Each record below should be repeated precisely as written.
—————
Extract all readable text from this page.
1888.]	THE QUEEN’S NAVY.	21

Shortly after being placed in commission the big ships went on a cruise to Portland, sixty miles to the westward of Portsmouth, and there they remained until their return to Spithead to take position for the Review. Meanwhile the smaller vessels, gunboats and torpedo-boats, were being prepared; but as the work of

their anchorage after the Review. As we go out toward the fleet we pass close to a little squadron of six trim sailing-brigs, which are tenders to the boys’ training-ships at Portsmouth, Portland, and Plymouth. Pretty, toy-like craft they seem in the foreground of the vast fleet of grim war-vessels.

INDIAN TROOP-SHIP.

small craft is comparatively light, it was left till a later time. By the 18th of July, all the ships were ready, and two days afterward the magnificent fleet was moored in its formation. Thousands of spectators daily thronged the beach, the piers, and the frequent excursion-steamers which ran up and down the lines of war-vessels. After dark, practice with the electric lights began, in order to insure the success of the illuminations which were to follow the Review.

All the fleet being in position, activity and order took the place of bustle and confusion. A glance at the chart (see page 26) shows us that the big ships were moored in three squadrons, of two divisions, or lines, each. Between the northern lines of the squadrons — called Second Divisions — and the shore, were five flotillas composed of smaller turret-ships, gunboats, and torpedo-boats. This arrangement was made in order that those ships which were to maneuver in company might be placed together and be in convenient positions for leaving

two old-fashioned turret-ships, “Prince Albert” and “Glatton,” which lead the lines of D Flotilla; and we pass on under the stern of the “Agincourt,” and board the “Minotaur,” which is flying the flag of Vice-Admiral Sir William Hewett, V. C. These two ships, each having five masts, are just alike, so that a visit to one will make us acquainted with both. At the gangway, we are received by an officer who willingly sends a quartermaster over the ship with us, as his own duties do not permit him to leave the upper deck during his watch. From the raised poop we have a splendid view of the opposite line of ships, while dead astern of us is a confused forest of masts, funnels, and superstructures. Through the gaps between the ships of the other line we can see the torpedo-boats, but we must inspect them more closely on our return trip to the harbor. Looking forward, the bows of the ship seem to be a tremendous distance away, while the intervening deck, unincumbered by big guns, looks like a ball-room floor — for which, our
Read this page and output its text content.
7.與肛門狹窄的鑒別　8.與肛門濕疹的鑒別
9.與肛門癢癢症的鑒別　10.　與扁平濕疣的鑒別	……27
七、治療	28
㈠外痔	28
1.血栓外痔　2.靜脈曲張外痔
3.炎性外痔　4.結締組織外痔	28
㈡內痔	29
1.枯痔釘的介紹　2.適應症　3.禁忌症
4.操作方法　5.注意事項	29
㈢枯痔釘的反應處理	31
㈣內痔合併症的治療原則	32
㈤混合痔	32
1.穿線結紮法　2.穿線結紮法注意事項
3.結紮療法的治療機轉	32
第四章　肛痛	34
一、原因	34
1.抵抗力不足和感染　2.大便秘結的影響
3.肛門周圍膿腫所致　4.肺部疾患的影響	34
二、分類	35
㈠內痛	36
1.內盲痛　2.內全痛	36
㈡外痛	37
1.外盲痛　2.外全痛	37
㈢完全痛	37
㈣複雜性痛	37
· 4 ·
—————
Written response:
Extract all readable text from this page.
1888.]	THE QUEEN’S NAVY.	21

Shortly after being placed in commission the big ships went on a cruise to Portland, sixty miles to the westward of Portsmouth, and there they remained until their return to Spithead to take position for the Review. Meanwhile the smaller vessels, gunboats and torpedo-boats, were being prepared; but as the work of

their anchorage after the Review. As we go out toward the fleet we pass close to a little squadron of six trim sailing-brigs, which are tenders to the boys’ training-ships at Portsmouth, Portland, and Plymouth. Pretty, toy-like craft they seem in the foreground of the vast fleet of grim war-vessels.

INDIAN TROOP-SHIP.

small craft is comparatively light, it was left till a later time. By the 18th of July, all the ships were ready, and two days afterward the magnificent fleet was moored in its formation. Thousands of spectators daily thronged the beach, the piers, and the frequent excursion-steamers which ran up and down the lines of war-vessels. After dark, practice with the electric lights began, in order to insure the success of the illuminations which were to follow the Review.

All the fleet being in position, activity and order took the place of bustle and confusion. A glance at the chart (see page 26) shows us that the big ships were moored in three squadrons, of two divisions, or lines, each. Between the northern lines of the squadrons — called Second Divisions — and the shore, were five flotillas composed of smaller turret-ships, gunboats, and torpedo-boats. This arrangement was made in order that those ships which were to maneuver in company might be placed together and be in convenient positions for leaving

two old-fashioned turret-ships, “Prince Albert” and “Glatton,” which lead the lines of D Flotilla; and we pass on under the stern of the “Agincourt,” and board the “Minotaur,” which is flying the flag of Vice-Admiral Sir William Hewett, V. C. These two ships, each having five masts, are just alike, so that a visit to one will make us acquainted with both. At the gangway, we are received by an officer who willingly sends a quartermaster over the ship with us, as his own duties do not permit him to leave the upper deck during his watch. From the raised poop we have a splendid view of the opposite line of ships, while dead astern of us is a confused forest of masts, funnels, and superstructures. Through the gaps between the ships of the other line we can see the torpedo-boats, but we must inspect them more closely on our return trip to the harbor. Looking forward, the bows of the ship seem to be a tremendous distance away, while the intervening deck, unincumbered by big guns, looks like a ball-room floor — for which, our
Read this page and output its text content.
7.與肛門狹窄的鑒別　8.與肛門濕疹的鑒別
9.與肛門癢癢症的鑒別　10.　與扁平濕疣的鑒別	……27
七、治療	28
㈠外痔	28
1.血栓外痔　2.靜脈曲張外痔
3.炎性外痔　4.結締組織外痔	28
㈡內痔	29
1.枯痔釘的介紹　2.適應症　3.禁忌症
4.操作方法　5.注意事項	29
㈢枯痔釘的反應處理	31
㈣內痔合併症的治療原則	32
㈤混合痔	32
1.穿線結紮法　2.穿線結紮法注意事項
3.結紮療法的治療機轉	32
第四章　肛痛	34
一、原因	34
1.抵抗力不足和感染　2.大便秘結的影響
3.肛門周圍膿腫所致　4.肺部疾患的影響	34
二、分類	35
㈠內痛	36
1.內盲痛　2.內全痛	36
㈡外痛	37
1.外盲痛　2.外全痛	37
㈢完全痛	37
㈣複雜性痛	37
· 4 ·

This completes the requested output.